*What you have to do*:
Where the data below has the string "object", return the whole line.

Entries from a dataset

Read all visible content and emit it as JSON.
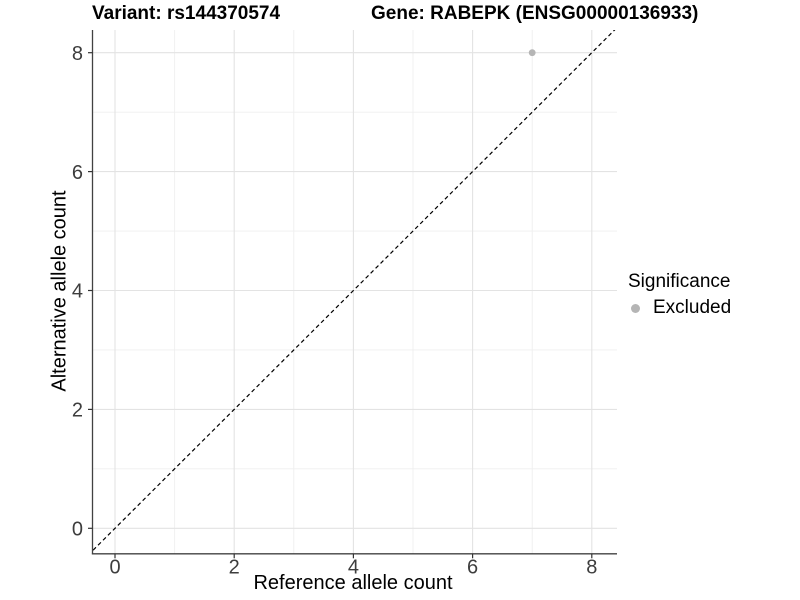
{
  "chart_data": {
    "type": "scatter",
    "title_left": "Variant: rs144370574",
    "title_right": "Gene: RABEPK (ENSG00000136933)",
    "xlabel": "Reference allele count",
    "ylabel": "Alternative allele count",
    "xlim": [
      -0.4,
      8.4
    ],
    "ylim": [
      -0.4,
      8.4
    ],
    "x_ticks": [
      0,
      2,
      4,
      6,
      8
    ],
    "y_ticks": [
      0,
      2,
      4,
      6,
      8
    ],
    "x_minor_ticks": [
      1,
      3,
      5,
      7
    ],
    "y_minor_ticks": [
      1,
      3,
      5,
      7
    ],
    "grid": "major+minor",
    "reference_line": {
      "kind": "identity",
      "slope": 1,
      "intercept": 0,
      "style": "dashed",
      "color": "#000000"
    },
    "series": [
      {
        "name": "Excluded",
        "color": "#b5b5b5",
        "points": [
          {
            "x": 7,
            "y": 8
          }
        ]
      }
    ],
    "legend": {
      "title": "Significance",
      "position": "right",
      "items": [
        {
          "label": "Excluded",
          "color": "#b5b5b5",
          "marker": "circle"
        }
      ]
    },
    "style": {
      "major_grid_color": "#e3e3e3",
      "minor_grid_color": "#efefef",
      "axis_line_color": "#424242",
      "tick_color": "#333333",
      "tick_label_color": "#3d3d3d",
      "background": "#ffffff"
    }
  }
}
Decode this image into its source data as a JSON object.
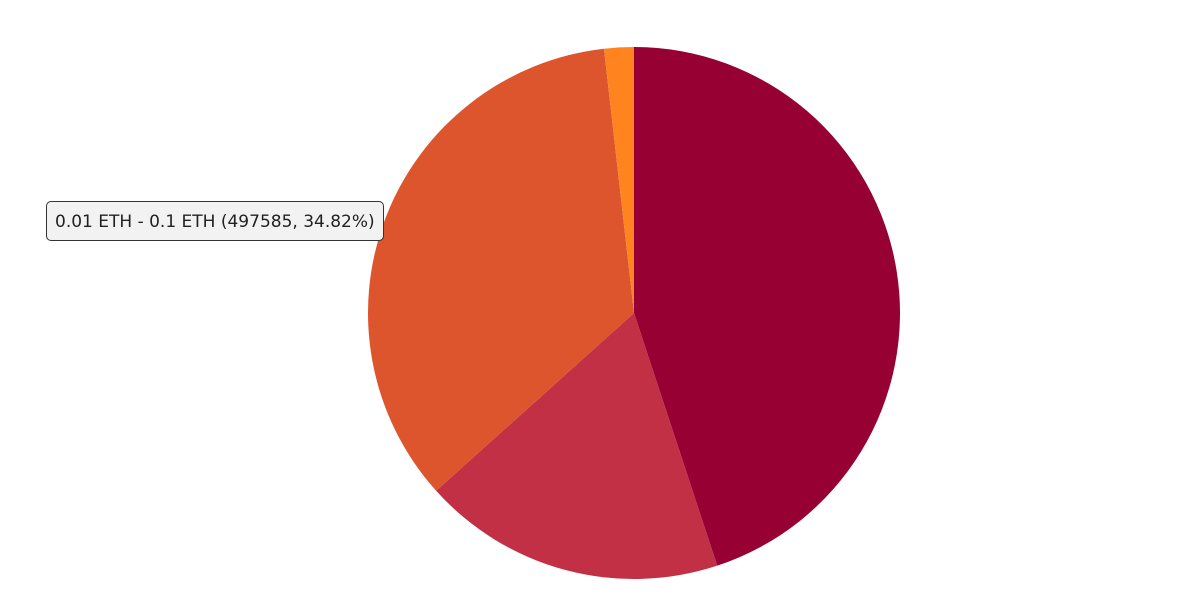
{
  "chart_data": {
    "type": "pie",
    "categories": [
      null,
      null,
      "0.01 ETH - 0.1 ETH",
      null
    ],
    "values": [
      44.9,
      18.4,
      34.82,
      1.8
    ],
    "colors": [
      "#960032",
      "#c13044",
      "#dc552c",
      "#ff8420"
    ],
    "start_angle": 0,
    "direction": "clockwise",
    "tooltip": "0.01 ETH - 0.1 ETH (497585, 34.82%)"
  }
}
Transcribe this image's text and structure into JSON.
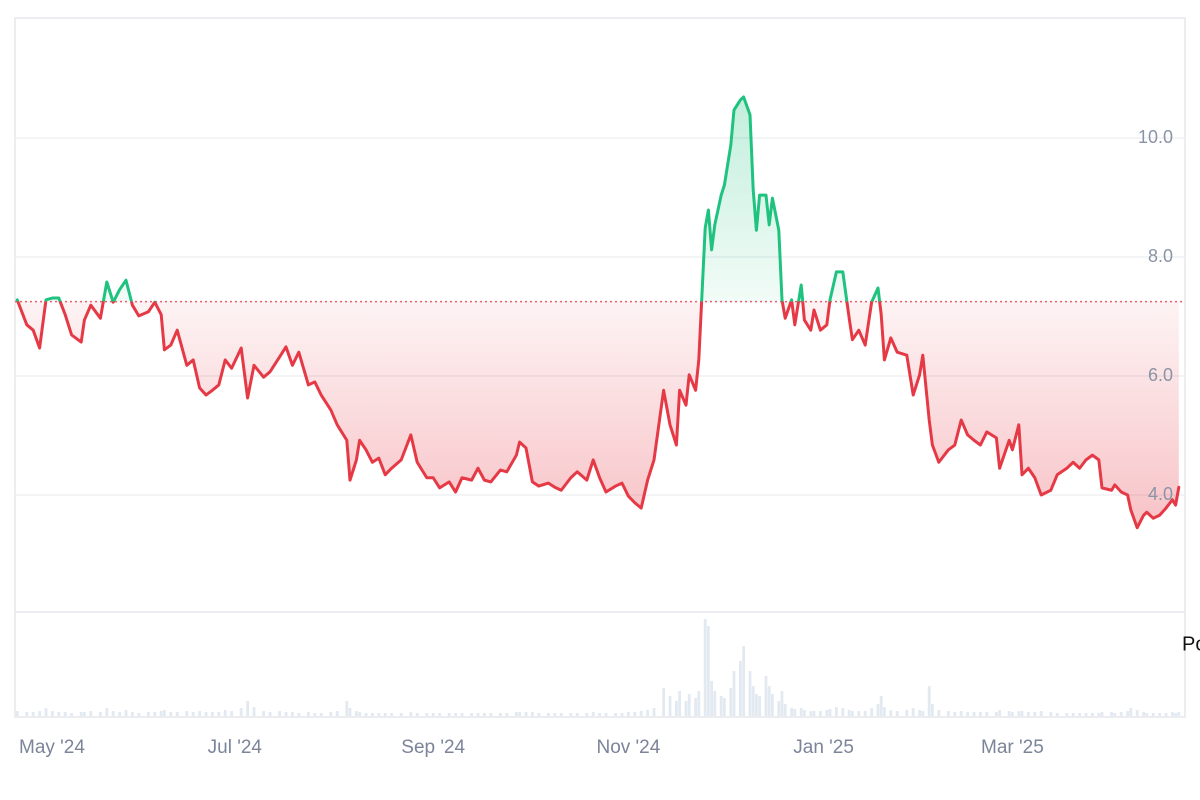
{
  "chart_data": {
    "type": "baseline",
    "baseline": 7.25,
    "up_color": "#1fc27e",
    "down_color": "#e63946",
    "volume_color": "#e3e9f0",
    "grid": true,
    "overlay_text": "Po",
    "xlim": [
      "2024-04-23",
      "2025-04-23"
    ],
    "xticks": [
      {
        "value": "2024-05-01",
        "label": "May '24"
      },
      {
        "value": "2024-07-01",
        "label": "Jul '24"
      },
      {
        "value": "2024-09-01",
        "label": "Sep '24"
      },
      {
        "value": "2024-11-01",
        "label": "Nov '24"
      },
      {
        "value": "2025-01-01",
        "label": "Jan '25"
      },
      {
        "value": "2025-03-01",
        "label": "Mar '25"
      }
    ],
    "ylim": [
      2,
      12
    ],
    "yticks": [
      {
        "value": 4,
        "label": "4.0"
      },
      {
        "value": 6,
        "label": "6.0"
      },
      {
        "value": 8,
        "label": "8.0"
      },
      {
        "value": 10,
        "label": "10.0"
      }
    ],
    "x": [
      "2024-04-24",
      "2024-04-27",
      "2024-04-29",
      "2024-05-01",
      "2024-05-03",
      "2024-05-05",
      "2024-05-07",
      "2024-05-09",
      "2024-05-11",
      "2024-05-14",
      "2024-05-15",
      "2024-05-17",
      "2024-05-20",
      "2024-05-22",
      "2024-05-24",
      "2024-05-26",
      "2024-05-28",
      "2024-05-30",
      "2024-06-01",
      "2024-06-04",
      "2024-06-06",
      "2024-06-08",
      "2024-06-09",
      "2024-06-11",
      "2024-06-13",
      "2024-06-16",
      "2024-06-18",
      "2024-06-20",
      "2024-06-22",
      "2024-06-24",
      "2024-06-26",
      "2024-06-28",
      "2024-06-30",
      "2024-07-03",
      "2024-07-05",
      "2024-07-07",
      "2024-07-10",
      "2024-07-12",
      "2024-07-15",
      "2024-07-17",
      "2024-07-19",
      "2024-07-21",
      "2024-07-24",
      "2024-07-26",
      "2024-07-28",
      "2024-07-31",
      "2024-08-02",
      "2024-08-05",
      "2024-08-06",
      "2024-08-08",
      "2024-08-09",
      "2024-08-11",
      "2024-08-13",
      "2024-08-15",
      "2024-08-17",
      "2024-08-19",
      "2024-08-22",
      "2024-08-25",
      "2024-08-27",
      "2024-08-30",
      "2024-09-01",
      "2024-09-03",
      "2024-09-06",
      "2024-09-08",
      "2024-09-10",
      "2024-09-13",
      "2024-09-15",
      "2024-09-17",
      "2024-09-19",
      "2024-09-22",
      "2024-09-24",
      "2024-09-27",
      "2024-09-28",
      "2024-09-30",
      "2024-10-02",
      "2024-10-04",
      "2024-10-07",
      "2024-10-09",
      "2024-10-11",
      "2024-10-14",
      "2024-10-16",
      "2024-10-19",
      "2024-10-21",
      "2024-10-23",
      "2024-10-25",
      "2024-10-28",
      "2024-10-30",
      "2024-11-01",
      "2024-11-03",
      "2024-11-05",
      "2024-11-07",
      "2024-11-09",
      "2024-11-12",
      "2024-11-14",
      "2024-11-16",
      "2024-11-17",
      "2024-11-19",
      "2024-11-20",
      "2024-11-22",
      "2024-11-23",
      "2024-11-25",
      "2024-11-26",
      "2024-11-27",
      "2024-11-28",
      "2024-11-30",
      "2024-12-01",
      "2024-12-03",
      "2024-12-04",
      "2024-12-06",
      "2024-12-07",
      "2024-12-09",
      "2024-12-10",
      "2024-12-11",
      "2024-12-12",
      "2024-12-14",
      "2024-12-15",
      "2024-12-16",
      "2024-12-18",
      "2024-12-19",
      "2024-12-20",
      "2024-12-22",
      "2024-12-23",
      "2024-12-25",
      "2024-12-26",
      "2024-12-28",
      "2024-12-29",
      "2024-12-31",
      "2025-01-02",
      "2025-01-03",
      "2025-01-05",
      "2025-01-07",
      "2025-01-09",
      "2025-01-10",
      "2025-01-12",
      "2025-01-14",
      "2025-01-16",
      "2025-01-18",
      "2025-01-19",
      "2025-01-20",
      "2025-01-22",
      "2025-01-24",
      "2025-01-27",
      "2025-01-29",
      "2025-01-31",
      "2025-02-01",
      "2025-02-03",
      "2025-02-04",
      "2025-02-06",
      "2025-02-09",
      "2025-02-11",
      "2025-02-13",
      "2025-02-15",
      "2025-02-17",
      "2025-02-19",
      "2025-02-21",
      "2025-02-24",
      "2025-02-25",
      "2025-02-28",
      "2025-03-01",
      "2025-03-03",
      "2025-03-04",
      "2025-03-06",
      "2025-03-08",
      "2025-03-10",
      "2025-03-13",
      "2025-03-15",
      "2025-03-18",
      "2025-03-20",
      "2025-03-22",
      "2025-03-24",
      "2025-03-26",
      "2025-03-28",
      "2025-03-29",
      "2025-04-01",
      "2025-04-02",
      "2025-04-04",
      "2025-04-06",
      "2025-04-07",
      "2025-04-09",
      "2025-04-11",
      "2025-04-12",
      "2025-04-14",
      "2025-04-16",
      "2025-04-18",
      "2025-04-20",
      "2025-04-21",
      "2025-04-22"
    ],
    "values": [
      7.28,
      6.86,
      6.77,
      6.47,
      7.28,
      7.31,
      7.31,
      7.03,
      6.69,
      6.57,
      6.94,
      7.19,
      6.97,
      7.58,
      7.24,
      7.45,
      7.61,
      7.19,
      7.01,
      7.08,
      7.24,
      7.03,
      6.44,
      6.52,
      6.77,
      6.18,
      6.27,
      5.8,
      5.68,
      5.76,
      5.85,
      6.27,
      6.13,
      6.47,
      5.63,
      6.18,
      5.98,
      6.07,
      6.32,
      6.49,
      6.18,
      6.4,
      5.85,
      5.9,
      5.68,
      5.43,
      5.18,
      4.92,
      4.25,
      4.59,
      4.92,
      4.76,
      4.55,
      4.62,
      4.34,
      4.45,
      4.59,
      5.01,
      4.55,
      4.29,
      4.29,
      4.12,
      4.22,
      4.05,
      4.29,
      4.25,
      4.45,
      4.25,
      4.22,
      4.42,
      4.39,
      4.67,
      4.89,
      4.79,
      4.22,
      4.15,
      4.2,
      4.13,
      4.08,
      4.29,
      4.39,
      4.25,
      4.59,
      4.29,
      4.05,
      4.15,
      4.2,
      3.98,
      3.87,
      3.78,
      4.25,
      4.59,
      5.76,
      5.18,
      4.84,
      5.76,
      5.51,
      6.02,
      5.76,
      6.27,
      8.49,
      8.79,
      8.12,
      8.54,
      9.04,
      9.21,
      9.88,
      10.47,
      10.64,
      10.69,
      10.39,
      9.13,
      8.45,
      9.04,
      9.04,
      8.54,
      8.99,
      8.45,
      7.28,
      6.97,
      7.28,
      6.86,
      7.53,
      6.94,
      6.77,
      7.11,
      6.77,
      6.86,
      7.28,
      7.75,
      7.75,
      6.97,
      6.61,
      6.77,
      6.52,
      7.24,
      7.48,
      7.03,
      6.27,
      6.64,
      6.4,
      6.35,
      5.68,
      6.02,
      6.35,
      5.26,
      4.84,
      4.55,
      4.76,
      4.84,
      5.26,
      5.01,
      4.92,
      4.84,
      5.06,
      4.96,
      4.45,
      4.92,
      4.76,
      5.18,
      4.34,
      4.45,
      4.29,
      4.0,
      4.08,
      4.34,
      4.45,
      4.55,
      4.45,
      4.59,
      4.67,
      4.59,
      4.12,
      4.08,
      4.17,
      4.05,
      4.0,
      3.75,
      3.45,
      3.66,
      3.71,
      3.61,
      3.66,
      3.78,
      3.92,
      3.83,
      4.13
    ],
    "volume": [
      5,
      4,
      4,
      5,
      8,
      5,
      4,
      4,
      3,
      4,
      4,
      5,
      4,
      8,
      5,
      4,
      6,
      4,
      3,
      4,
      4,
      5,
      6,
      4,
      4,
      5,
      4,
      5,
      4,
      4,
      4,
      6,
      5,
      8,
      15,
      9,
      5,
      4,
      5,
      4,
      4,
      3,
      4,
      3,
      3,
      4,
      5,
      15,
      8,
      5,
      4,
      3,
      3,
      3,
      3,
      3,
      3,
      4,
      3,
      3,
      3,
      3,
      3,
      3,
      3,
      3,
      3,
      3,
      3,
      3,
      3,
      4,
      4,
      4,
      4,
      3,
      3,
      3,
      3,
      3,
      3,
      3,
      4,
      3,
      3,
      3,
      3,
      4,
      4,
      5,
      6,
      8,
      28,
      20,
      15,
      25,
      15,
      22,
      18,
      25,
      97,
      90,
      35,
      25,
      20,
      18,
      28,
      45,
      55,
      70,
      45,
      30,
      22,
      20,
      40,
      30,
      22,
      15,
      25,
      12,
      8,
      7,
      8,
      6,
      5,
      5,
      5,
      6,
      7,
      9,
      8,
      6,
      5,
      5,
      5,
      8,
      12,
      20,
      9,
      6,
      5,
      6,
      8,
      6,
      5,
      30,
      12,
      6,
      5,
      4,
      5,
      4,
      4,
      4,
      4,
      4,
      6,
      5,
      4,
      5,
      5,
      4,
      4,
      5,
      4,
      3,
      3,
      3,
      3,
      3,
      3,
      3,
      4,
      4,
      3,
      4,
      5,
      8,
      6,
      4,
      3,
      3,
      3,
      3,
      4,
      3,
      4
    ]
  }
}
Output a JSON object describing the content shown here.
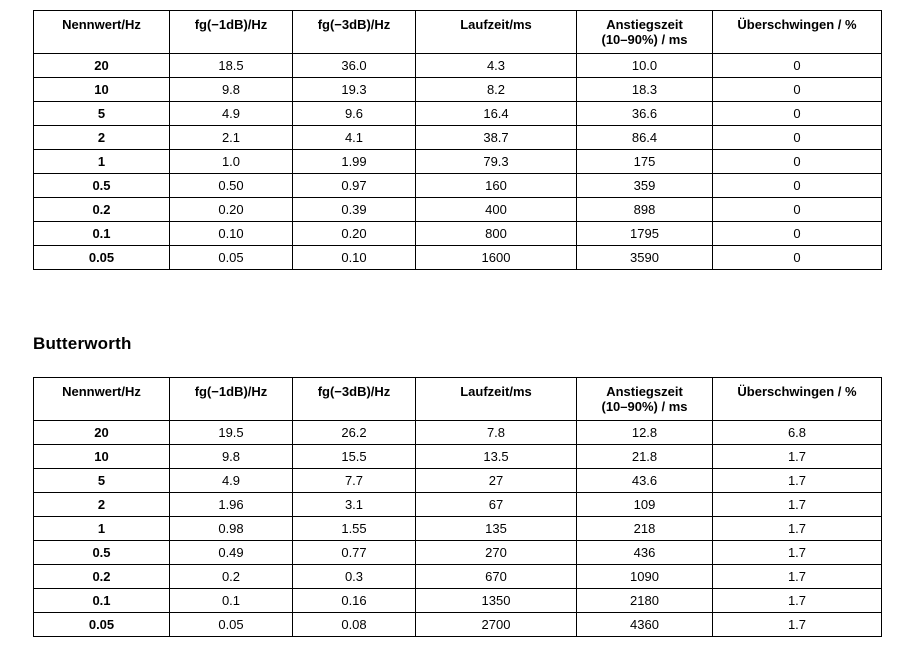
{
  "page": {
    "background": "#ffffff",
    "text_color": "#000000",
    "border_color": "#000000"
  },
  "columns": [
    {
      "lines": [
        "Nennwert/Hz"
      ]
    },
    {
      "lines": [
        "fg(−1dB)/Hz"
      ]
    },
    {
      "lines": [
        "fg(−3dB)/Hz"
      ]
    },
    {
      "lines": [
        "Laufzeit/ms"
      ]
    },
    {
      "lines": [
        "Anstiegszeit",
        "(10–90%) / ms"
      ]
    },
    {
      "lines": [
        "Überschwingen / %"
      ]
    }
  ],
  "tables": [
    {
      "rows": [
        [
          "20",
          "18.5",
          "36.0",
          "4.3",
          "10.0",
          "0"
        ],
        [
          "10",
          "9.8",
          "19.3",
          "8.2",
          "18.3",
          "0"
        ],
        [
          "5",
          "4.9",
          "9.6",
          "16.4",
          "36.6",
          "0"
        ],
        [
          "2",
          "2.1",
          "4.1",
          "38.7",
          "86.4",
          "0"
        ],
        [
          "1",
          "1.0",
          "1.99",
          "79.3",
          "175",
          "0"
        ],
        [
          "0.5",
          "0.50",
          "0.97",
          "160",
          "359",
          "0"
        ],
        [
          "0.2",
          "0.20",
          "0.39",
          "400",
          "898",
          "0"
        ],
        [
          "0.1",
          "0.10",
          "0.20",
          "800",
          "1795",
          "0"
        ],
        [
          "0.05",
          "0.05",
          "0.10",
          "1600",
          "3590",
          "0"
        ]
      ]
    },
    {
      "heading": "Butterworth",
      "rows": [
        [
          "20",
          "19.5",
          "26.2",
          "7.8",
          "12.8",
          "6.8"
        ],
        [
          "10",
          "9.8",
          "15.5",
          "13.5",
          "21.8",
          "1.7"
        ],
        [
          "5",
          "4.9",
          "7.7",
          "27",
          "43.6",
          "1.7"
        ],
        [
          "2",
          "1.96",
          "3.1",
          "67",
          "109",
          "1.7"
        ],
        [
          "1",
          "0.98",
          "1.55",
          "135",
          "218",
          "1.7"
        ],
        [
          "0.5",
          "0.49",
          "0.77",
          "270",
          "436",
          "1.7"
        ],
        [
          "0.2",
          "0.2",
          "0.3",
          "670",
          "1090",
          "1.7"
        ],
        [
          "0.1",
          "0.1",
          "0.16",
          "1350",
          "2180",
          "1.7"
        ],
        [
          "0.05",
          "0.05",
          "0.08",
          "2700",
          "4360",
          "1.7"
        ]
      ]
    }
  ]
}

*Full solution*:
Decode this image into its source data as a JSON object.
Output a JSON object describing the content shown here.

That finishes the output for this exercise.